Find the lines holding the string "JSON" in the data, then copy all of them.
• • • •
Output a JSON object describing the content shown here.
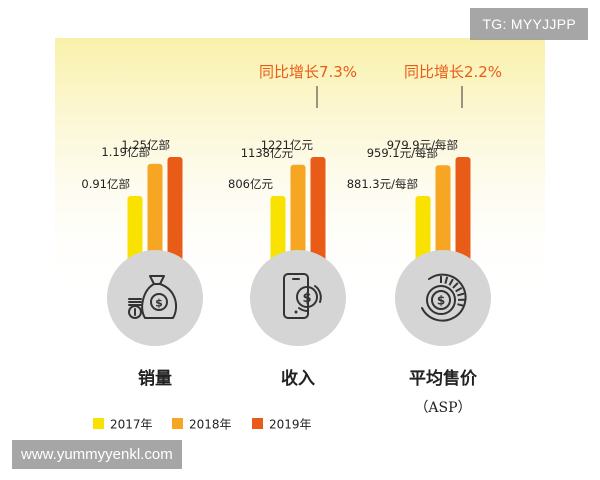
{
  "chart_data": {
    "type": "bar",
    "legend": [
      "2017年",
      "2018年",
      "2019年"
    ],
    "colors": [
      "#F9E200",
      "#F6A623",
      "#E85C17"
    ],
    "groups": [
      {
        "name": "销量",
        "sub": "",
        "growth": "",
        "icon": "money-bag-icon",
        "values": [
          0.91,
          1.19,
          1.25
        ],
        "labels": [
          "0.91亿部",
          "1.19亿部",
          "1.25亿部"
        ]
      },
      {
        "name": "收入",
        "sub": "",
        "growth": "同比增长7.3%",
        "icon": "phone-dollar-icon",
        "values": [
          806,
          1138,
          1221
        ],
        "labels": [
          "806亿元",
          "1138亿元",
          "1221亿元"
        ]
      },
      {
        "name": "平均售价",
        "sub": "（ASP）",
        "growth": "同比增长2.2%",
        "icon": "coin-gauge-icon",
        "values": [
          881.3,
          959.1,
          979.9
        ],
        "labels": [
          "881.3元/每部",
          "959.1元/每部",
          "979.9元/每部"
        ]
      }
    ]
  },
  "watermarks": {
    "top": "TG: MYYJJPP",
    "bottom": "www.yummyyenkl.com"
  }
}
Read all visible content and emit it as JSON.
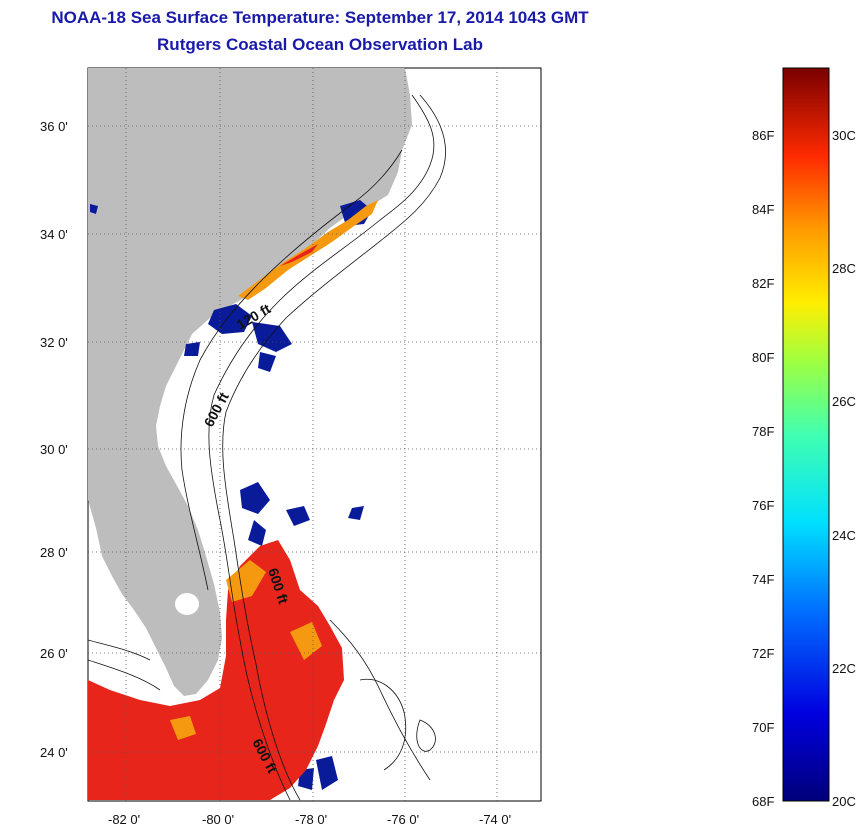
{
  "title_line1": "NOAA-18 Sea Surface Temperature:  September 17, 2014 1043 GMT",
  "title_line2": "Rutgers Coastal Ocean Observation Lab",
  "map": {
    "lat_labels": [
      "36 0'",
      "34 0'",
      "32 0'",
      "30 0'",
      "28 0'",
      "26 0'",
      "24 0'"
    ],
    "lon_labels": [
      "-82 0'",
      "-80 0'",
      "-78 0'",
      "-76 0'",
      "-74 0'"
    ],
    "contour_labels": [
      "120 ft",
      "600 ft",
      "600 ft"
    ],
    "colors": {
      "land": "#bdbdbd",
      "ocean": "#ffffff",
      "hot": "#e8251a",
      "warm": "#f59a10",
      "cold": "#0a1b9a"
    }
  },
  "colorbar": {
    "f_labels": [
      "86F",
      "84F",
      "82F",
      "80F",
      "78F",
      "76F",
      "74F",
      "72F",
      "70F",
      "68F"
    ],
    "c_labels": [
      "30C",
      "28C",
      "26C",
      "24C",
      "22C",
      "20C"
    ],
    "range_f": [
      68,
      88
    ],
    "range_c": [
      20,
      31
    ]
  }
}
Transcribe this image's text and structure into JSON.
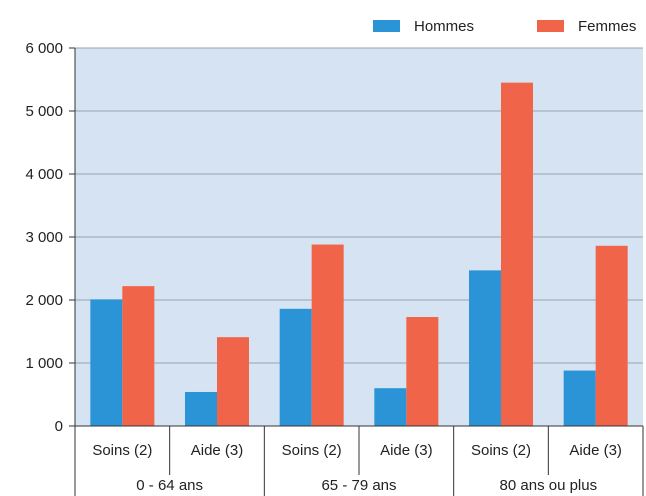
{
  "colors": {
    "hommes": "#2a94d6",
    "femmes": "#f0654a",
    "plot_bg": "#d5e3f3",
    "grid": "#9aa3ad",
    "axis": "#333333"
  },
  "chart_data": {
    "type": "bar",
    "title": "",
    "ylim": [
      0,
      6000
    ],
    "yticks": [
      0,
      1000,
      2000,
      3000,
      4000,
      5000,
      6000
    ],
    "ytick_labels": [
      "0",
      "1 000",
      "2 000",
      "3 000",
      "4 000",
      "5 000",
      "6 000"
    ],
    "grid": true,
    "legend_position": "top-right",
    "categories": [
      "Soins (2)",
      "Aide (3)",
      "Soins (2)",
      "Aide (3)",
      "Soins (2)",
      "Aide (3)"
    ],
    "groups": [
      "0 - 64 ans",
      "65 - 79 ans",
      "80 ans ou plus"
    ],
    "series": [
      {
        "name": "Hommes",
        "color": "#2a94d6",
        "values": [
          2010,
          540,
          1860,
          600,
          2470,
          880
        ]
      },
      {
        "name": "Femmes",
        "color": "#f0654a",
        "values": [
          2220,
          1410,
          2880,
          1730,
          5450,
          2860
        ]
      }
    ]
  }
}
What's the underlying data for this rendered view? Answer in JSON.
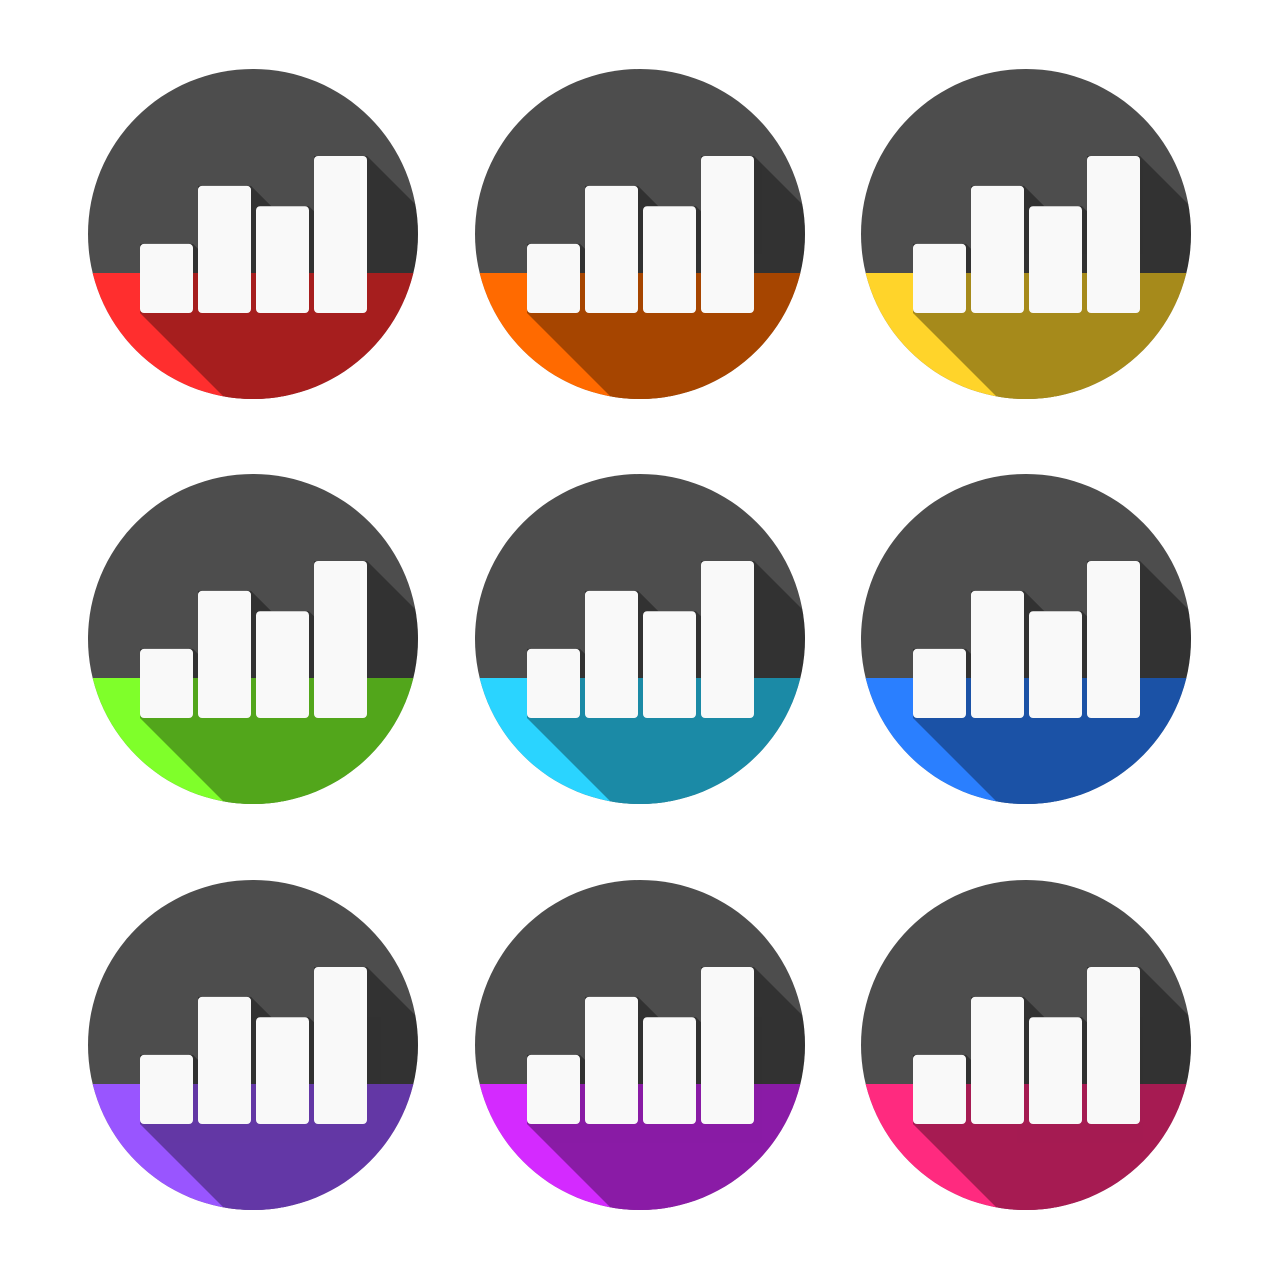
• • • •
SOLUTION FOR THIS EXERCISE:
Output a JSON object describing the content shown here.
Read all visible content and emit it as JSON.
Transcribe this image's text and structure into JSON.
What's the underlying data for this rendered view? Answer in JSON.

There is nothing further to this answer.